▶ _TASK DIRECTIONS_
Reproduce every line of the listing as written, apart from the pictures.
•••
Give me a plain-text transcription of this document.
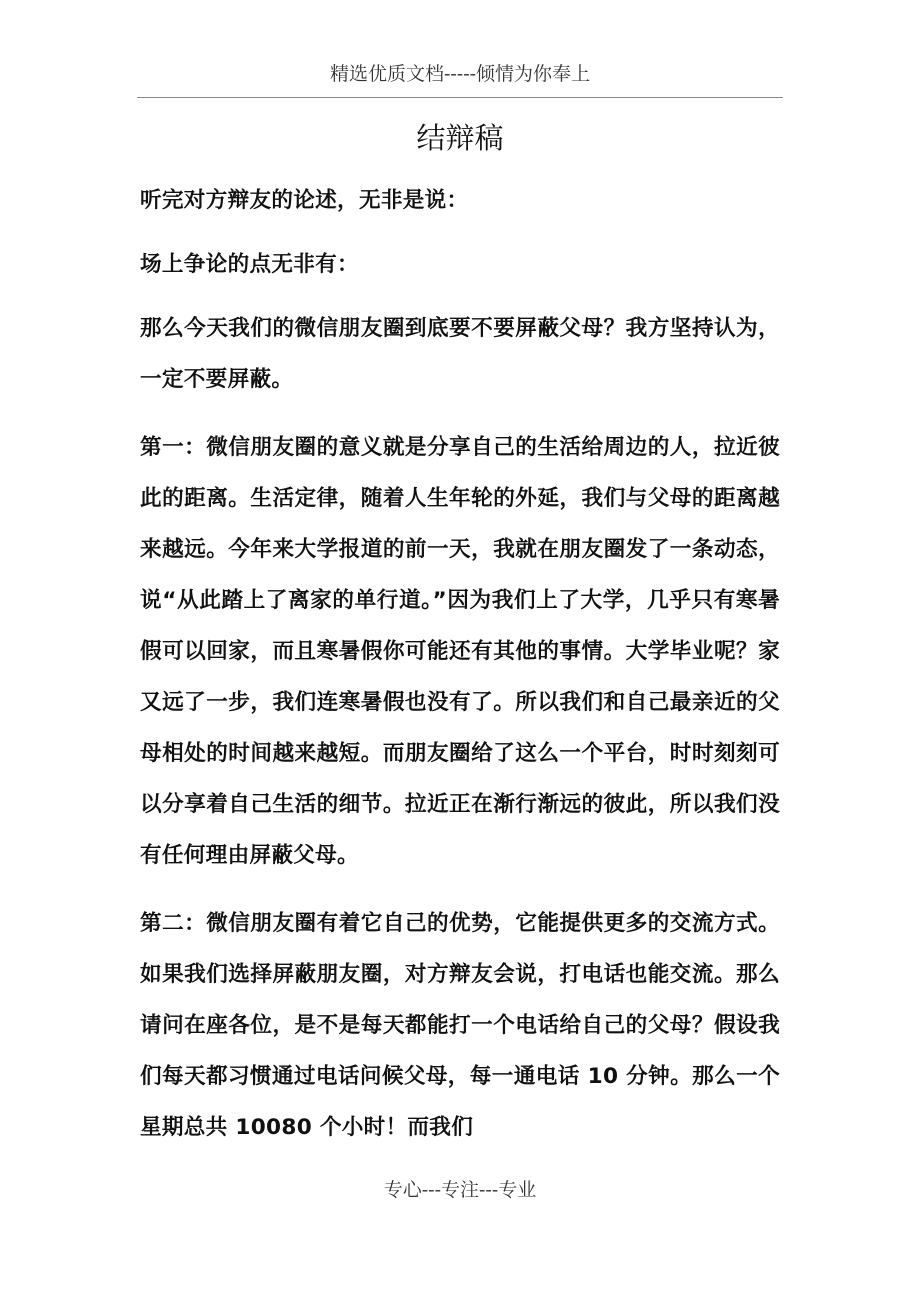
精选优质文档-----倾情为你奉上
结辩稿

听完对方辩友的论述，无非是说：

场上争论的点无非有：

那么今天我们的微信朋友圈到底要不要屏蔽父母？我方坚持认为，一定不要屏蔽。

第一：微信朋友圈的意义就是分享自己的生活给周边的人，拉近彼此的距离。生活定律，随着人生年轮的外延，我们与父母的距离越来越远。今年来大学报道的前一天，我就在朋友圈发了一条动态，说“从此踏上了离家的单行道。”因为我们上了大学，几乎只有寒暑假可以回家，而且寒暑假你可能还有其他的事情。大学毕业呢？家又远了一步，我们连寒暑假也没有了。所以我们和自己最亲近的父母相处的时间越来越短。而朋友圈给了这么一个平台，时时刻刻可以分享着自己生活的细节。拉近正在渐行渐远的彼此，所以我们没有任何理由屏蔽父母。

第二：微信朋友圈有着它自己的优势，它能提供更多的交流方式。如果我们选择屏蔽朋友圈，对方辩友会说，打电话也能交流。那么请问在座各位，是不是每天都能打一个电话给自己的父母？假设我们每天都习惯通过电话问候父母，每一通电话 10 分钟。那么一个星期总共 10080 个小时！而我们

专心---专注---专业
•••
▶ _FULL ANSWER_
Give me a plain-text transcription of this document.
精选优质文档-----倾情为你奉上
结辩稿

听完对方辩友的论述，无非是说：

场上争论的点无非有：

那么今天我们的微信朋友圈到底要不要屏蔽父母？我方坚持认为，一定不要屏蔽。

第一：微信朋友圈的意义就是分享自己的生活给周边的人，拉近彼此的距离。生活定律，随着人生年轮的外延，我们与父母的距离越来越远。今年来大学报道的前一天，我就在朋友圈发了一条动态，说“从此踏上了离家的单行道。”因为我们上了大学，几乎只有寒暑假可以回家，而且寒暑假你可能还有其他的事情。大学毕业呢？家又远了一步，我们连寒暑假也没有了。所以我们和自己最亲近的父母相处的时间越来越短。而朋友圈给了这么一个平台，时时刻刻可以分享着自己生活的细节。拉近正在渐行渐远的彼此，所以我们没有任何理由屏蔽父母。

第二：微信朋友圈有着它自己的优势，它能提供更多的交流方式。如果我们选择屏蔽朋友圈，对方辩友会说，打电话也能交流。那么请问在座各位，是不是每天都能打一个电话给自己的父母？假设我们每天都习惯通过电话问候父母，每一通电话 10 分钟。那么一个星期总共 10080 个小时！而我们

专心---专注---专业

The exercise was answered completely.